## Task to complete
Each line below should be retyped exactly, with no pictures.

## Data in this exercise
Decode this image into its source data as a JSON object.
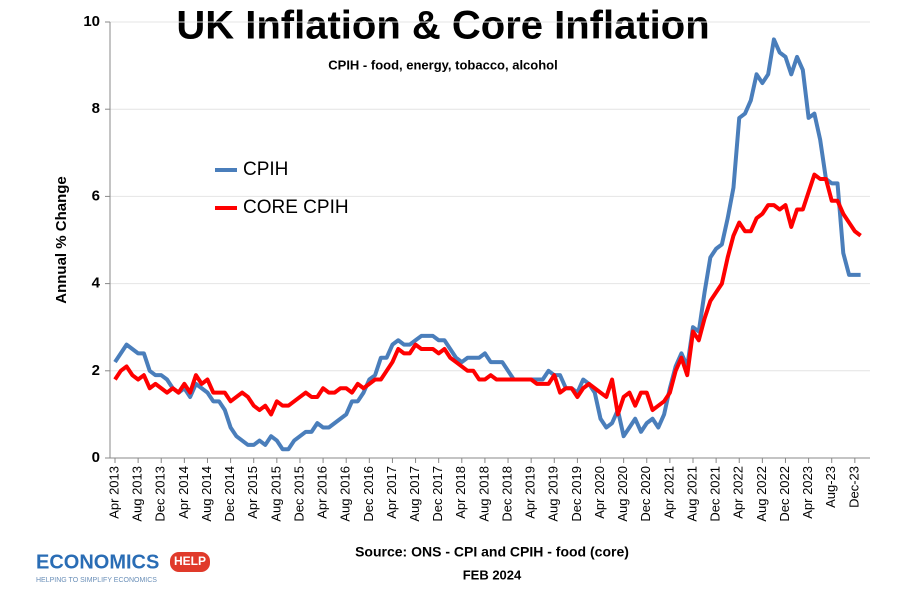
{
  "chart_data": {
    "type": "line",
    "title": "UK Inflation & Core Inflation",
    "subtitle": "CPIH - food, energy, tobacco, alcohol",
    "y_label": "Annual % Change",
    "source": "Source: ONS - CPI and CPIH - food (core)",
    "date": "FEB 2024",
    "ylim": [
      0,
      10
    ],
    "yticks": [
      0,
      2,
      4,
      6,
      8,
      10
    ],
    "grid": true,
    "legend": "upper left",
    "categories": [
      "Apr 2013",
      null,
      null,
      null,
      "Aug 2013",
      null,
      null,
      null,
      "Dec 2013",
      null,
      null,
      null,
      "Apr 2014",
      null,
      null,
      null,
      "Aug 2014",
      null,
      null,
      null,
      "Dec 2014",
      null,
      null,
      null,
      "Apr 2015",
      null,
      null,
      null,
      "Aug 2015",
      null,
      null,
      null,
      "Dec 2015",
      null,
      null,
      null,
      "Apr 2016",
      null,
      null,
      null,
      "Aug 2016",
      null,
      null,
      null,
      "Dec 2016",
      null,
      null,
      null,
      "Apr 2017",
      null,
      null,
      null,
      "Aug 2017",
      null,
      null,
      null,
      "Dec 2017",
      null,
      null,
      null,
      "Apr 2018",
      null,
      null,
      null,
      "Aug 2018",
      null,
      null,
      null,
      "Dec 2018",
      null,
      null,
      null,
      "Apr 2019",
      null,
      null,
      null,
      "Aug 2019",
      null,
      null,
      null,
      "Dec 2019",
      null,
      null,
      null,
      "Apr 2020",
      null,
      null,
      null,
      "Aug 2020",
      null,
      null,
      null,
      "Dec 2020",
      null,
      null,
      null,
      "Apr 2021",
      null,
      null,
      null,
      "Aug 2021",
      null,
      null,
      null,
      "Dec 2021",
      null,
      null,
      null,
      "Apr 2022",
      null,
      null,
      null,
      "Aug 2022",
      null,
      null,
      null,
      "Dec 2022",
      null,
      null,
      null,
      "Apr 2023",
      null,
      null,
      null,
      "Aug-23",
      null,
      null,
      null,
      "Dec-23",
      null
    ],
    "series": [
      {
        "name": "CPIH",
        "color": "#4a7ebb",
        "values": [
          2.2,
          2.4,
          2.6,
          2.5,
          2.4,
          2.4,
          2.0,
          1.9,
          1.9,
          1.8,
          1.6,
          1.5,
          1.6,
          1.4,
          1.7,
          1.6,
          1.5,
          1.3,
          1.3,
          1.1,
          0.7,
          0.5,
          0.4,
          0.3,
          0.3,
          0.4,
          0.3,
          0.5,
          0.4,
          0.2,
          0.2,
          0.4,
          0.5,
          0.6,
          0.6,
          0.8,
          0.7,
          0.7,
          0.8,
          0.9,
          1.0,
          1.3,
          1.3,
          1.5,
          1.8,
          1.9,
          2.3,
          2.3,
          2.6,
          2.7,
          2.6,
          2.6,
          2.7,
          2.8,
          2.8,
          2.8,
          2.7,
          2.7,
          2.5,
          2.3,
          2.2,
          2.3,
          2.3,
          2.3,
          2.4,
          2.2,
          2.2,
          2.2,
          2.0,
          1.8,
          1.8,
          1.8,
          1.8,
          1.8,
          1.8,
          2.0,
          1.9,
          1.9,
          1.6,
          1.6,
          1.5,
          1.8,
          1.7,
          1.5,
          0.9,
          0.7,
          0.8,
          1.1,
          0.5,
          0.7,
          0.9,
          0.6,
          0.8,
          0.9,
          0.7,
          1.0,
          1.6,
          2.1,
          2.4,
          2.1,
          3.0,
          2.9,
          3.8,
          4.6,
          4.8,
          4.9,
          5.5,
          6.2,
          7.8,
          7.9,
          8.2,
          8.8,
          8.6,
          8.8,
          9.6,
          9.3,
          9.2,
          8.8,
          9.2,
          8.9,
          7.8,
          7.9,
          7.3,
          6.4,
          6.3,
          6.3,
          4.7,
          4.2,
          4.2,
          4.2
        ]
      },
      {
        "name": "CORE CPIH",
        "color": "#ff0000",
        "values": [
          1.8,
          2.0,
          2.1,
          1.9,
          1.8,
          1.9,
          1.6,
          1.7,
          1.6,
          1.5,
          1.6,
          1.5,
          1.7,
          1.5,
          1.9,
          1.7,
          1.8,
          1.5,
          1.5,
          1.5,
          1.3,
          1.4,
          1.5,
          1.4,
          1.2,
          1.1,
          1.2,
          1.0,
          1.3,
          1.2,
          1.2,
          1.3,
          1.4,
          1.5,
          1.4,
          1.4,
          1.6,
          1.5,
          1.5,
          1.6,
          1.6,
          1.5,
          1.7,
          1.6,
          1.7,
          1.8,
          1.8,
          2.0,
          2.2,
          2.5,
          2.4,
          2.4,
          2.6,
          2.5,
          2.5,
          2.5,
          2.4,
          2.5,
          2.3,
          2.2,
          2.1,
          2.0,
          2.0,
          1.8,
          1.8,
          1.9,
          1.8,
          1.8,
          1.8,
          1.8,
          1.8,
          1.8,
          1.8,
          1.7,
          1.7,
          1.7,
          1.9,
          1.5,
          1.6,
          1.6,
          1.4,
          1.6,
          1.7,
          1.6,
          1.5,
          1.4,
          1.8,
          1.0,
          1.4,
          1.5,
          1.2,
          1.5,
          1.5,
          1.1,
          1.2,
          1.3,
          1.5,
          2.0,
          2.3,
          1.9,
          2.9,
          2.7,
          3.2,
          3.6,
          3.8,
          4.0,
          4.6,
          5.1,
          5.4,
          5.2,
          5.2,
          5.5,
          5.6,
          5.8,
          5.8,
          5.7,
          5.8,
          5.3,
          5.7,
          5.7,
          6.1,
          6.5,
          6.4,
          6.4,
          5.9,
          5.9,
          5.6,
          5.4,
          5.2,
          5.1
        ]
      }
    ]
  },
  "logo": {
    "word": "ECONOMICS",
    "badge": "HELP",
    "tagline": "HELPING TO SIMPLIFY ECONOMICS"
  }
}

## Result of this exercise
Decode this image into its source data as a JSON object.
{
  "chart_data": {
    "type": "line",
    "title": "UK Inflation & Core Inflation",
    "subtitle": "CPIH - food, energy, tobacco, alcohol",
    "y_label": "Annual % Change",
    "source": "Source: ONS - CPI and CPIH - food (core)",
    "date": "FEB 2024",
    "ylim": [
      0,
      10
    ],
    "yticks": [
      0,
      2,
      4,
      6,
      8,
      10
    ],
    "grid": true,
    "legend": "upper left",
    "categories": [
      "Apr 2013",
      null,
      null,
      null,
      "Aug 2013",
      null,
      null,
      null,
      "Dec 2013",
      null,
      null,
      null,
      "Apr 2014",
      null,
      null,
      null,
      "Aug 2014",
      null,
      null,
      null,
      "Dec 2014",
      null,
      null,
      null,
      "Apr 2015",
      null,
      null,
      null,
      "Aug 2015",
      null,
      null,
      null,
      "Dec 2015",
      null,
      null,
      null,
      "Apr 2016",
      null,
      null,
      null,
      "Aug 2016",
      null,
      null,
      null,
      "Dec 2016",
      null,
      null,
      null,
      "Apr 2017",
      null,
      null,
      null,
      "Aug 2017",
      null,
      null,
      null,
      "Dec 2017",
      null,
      null,
      null,
      "Apr 2018",
      null,
      null,
      null,
      "Aug 2018",
      null,
      null,
      null,
      "Dec 2018",
      null,
      null,
      null,
      "Apr 2019",
      null,
      null,
      null,
      "Aug 2019",
      null,
      null,
      null,
      "Dec 2019",
      null,
      null,
      null,
      "Apr 2020",
      null,
      null,
      null,
      "Aug 2020",
      null,
      null,
      null,
      "Dec 2020",
      null,
      null,
      null,
      "Apr 2021",
      null,
      null,
      null,
      "Aug 2021",
      null,
      null,
      null,
      "Dec 2021",
      null,
      null,
      null,
      "Apr 2022",
      null,
      null,
      null,
      "Aug 2022",
      null,
      null,
      null,
      "Dec 2022",
      null,
      null,
      null,
      "Apr 2023",
      null,
      null,
      null,
      "Aug-23",
      null,
      null,
      null,
      "Dec-23",
      null
    ],
    "series": [
      {
        "name": "CPIH",
        "color": "#4a7ebb",
        "values": [
          2.2,
          2.4,
          2.6,
          2.5,
          2.4,
          2.4,
          2.0,
          1.9,
          1.9,
          1.8,
          1.6,
          1.5,
          1.6,
          1.4,
          1.7,
          1.6,
          1.5,
          1.3,
          1.3,
          1.1,
          0.7,
          0.5,
          0.4,
          0.3,
          0.3,
          0.4,
          0.3,
          0.5,
          0.4,
          0.2,
          0.2,
          0.4,
          0.5,
          0.6,
          0.6,
          0.8,
          0.7,
          0.7,
          0.8,
          0.9,
          1.0,
          1.3,
          1.3,
          1.5,
          1.8,
          1.9,
          2.3,
          2.3,
          2.6,
          2.7,
          2.6,
          2.6,
          2.7,
          2.8,
          2.8,
          2.8,
          2.7,
          2.7,
          2.5,
          2.3,
          2.2,
          2.3,
          2.3,
          2.3,
          2.4,
          2.2,
          2.2,
          2.2,
          2.0,
          1.8,
          1.8,
          1.8,
          1.8,
          1.8,
          1.8,
          2.0,
          1.9,
          1.9,
          1.6,
          1.6,
          1.5,
          1.8,
          1.7,
          1.5,
          0.9,
          0.7,
          0.8,
          1.1,
          0.5,
          0.7,
          0.9,
          0.6,
          0.8,
          0.9,
          0.7,
          1.0,
          1.6,
          2.1,
          2.4,
          2.1,
          3.0,
          2.9,
          3.8,
          4.6,
          4.8,
          4.9,
          5.5,
          6.2,
          7.8,
          7.9,
          8.2,
          8.8,
          8.6,
          8.8,
          9.6,
          9.3,
          9.2,
          8.8,
          9.2,
          8.9,
          7.8,
          7.9,
          7.3,
          6.4,
          6.3,
          6.3,
          4.7,
          4.2,
          4.2,
          4.2
        ]
      },
      {
        "name": "CORE CPIH",
        "color": "#ff0000",
        "values": [
          1.8,
          2.0,
          2.1,
          1.9,
          1.8,
          1.9,
          1.6,
          1.7,
          1.6,
          1.5,
          1.6,
          1.5,
          1.7,
          1.5,
          1.9,
          1.7,
          1.8,
          1.5,
          1.5,
          1.5,
          1.3,
          1.4,
          1.5,
          1.4,
          1.2,
          1.1,
          1.2,
          1.0,
          1.3,
          1.2,
          1.2,
          1.3,
          1.4,
          1.5,
          1.4,
          1.4,
          1.6,
          1.5,
          1.5,
          1.6,
          1.6,
          1.5,
          1.7,
          1.6,
          1.7,
          1.8,
          1.8,
          2.0,
          2.2,
          2.5,
          2.4,
          2.4,
          2.6,
          2.5,
          2.5,
          2.5,
          2.4,
          2.5,
          2.3,
          2.2,
          2.1,
          2.0,
          2.0,
          1.8,
          1.8,
          1.9,
          1.8,
          1.8,
          1.8,
          1.8,
          1.8,
          1.8,
          1.8,
          1.7,
          1.7,
          1.7,
          1.9,
          1.5,
          1.6,
          1.6,
          1.4,
          1.6,
          1.7,
          1.6,
          1.5,
          1.4,
          1.8,
          1.0,
          1.4,
          1.5,
          1.2,
          1.5,
          1.5,
          1.1,
          1.2,
          1.3,
          1.5,
          2.0,
          2.3,
          1.9,
          2.9,
          2.7,
          3.2,
          3.6,
          3.8,
          4.0,
          4.6,
          5.1,
          5.4,
          5.2,
          5.2,
          5.5,
          5.6,
          5.8,
          5.8,
          5.7,
          5.8,
          5.3,
          5.7,
          5.7,
          6.1,
          6.5,
          6.4,
          6.4,
          5.9,
          5.9,
          5.6,
          5.4,
          5.2,
          5.1
        ]
      }
    ]
  },
  "logo": {
    "word": "ECONOMICS",
    "badge": "HELP",
    "tagline": "HELPING TO SIMPLIFY ECONOMICS"
  }
}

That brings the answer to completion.